The exercise
Go over the entries below line by line, copying each one that contains the word "медицинских".

Source data
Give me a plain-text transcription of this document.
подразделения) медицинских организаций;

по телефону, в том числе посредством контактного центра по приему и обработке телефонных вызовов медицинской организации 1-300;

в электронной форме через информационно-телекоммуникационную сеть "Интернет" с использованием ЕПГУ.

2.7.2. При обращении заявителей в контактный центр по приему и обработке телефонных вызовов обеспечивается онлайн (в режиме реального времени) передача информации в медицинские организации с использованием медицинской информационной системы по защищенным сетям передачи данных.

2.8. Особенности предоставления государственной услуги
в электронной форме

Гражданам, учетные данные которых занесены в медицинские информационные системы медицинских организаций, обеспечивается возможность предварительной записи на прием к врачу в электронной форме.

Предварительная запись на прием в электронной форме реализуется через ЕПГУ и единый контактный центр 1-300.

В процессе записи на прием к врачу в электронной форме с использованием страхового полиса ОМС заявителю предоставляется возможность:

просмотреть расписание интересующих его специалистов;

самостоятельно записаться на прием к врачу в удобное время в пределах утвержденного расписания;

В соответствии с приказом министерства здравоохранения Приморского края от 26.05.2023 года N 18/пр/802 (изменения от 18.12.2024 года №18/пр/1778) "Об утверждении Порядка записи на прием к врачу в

Answer to this problem
подразделения) медицинских организаций;
Гражданам, учетные данные которых занесены в медицинские информационные системы медицинских организаций, обеспечивается возможность предварительной записи на прием к врачу в электронной форме.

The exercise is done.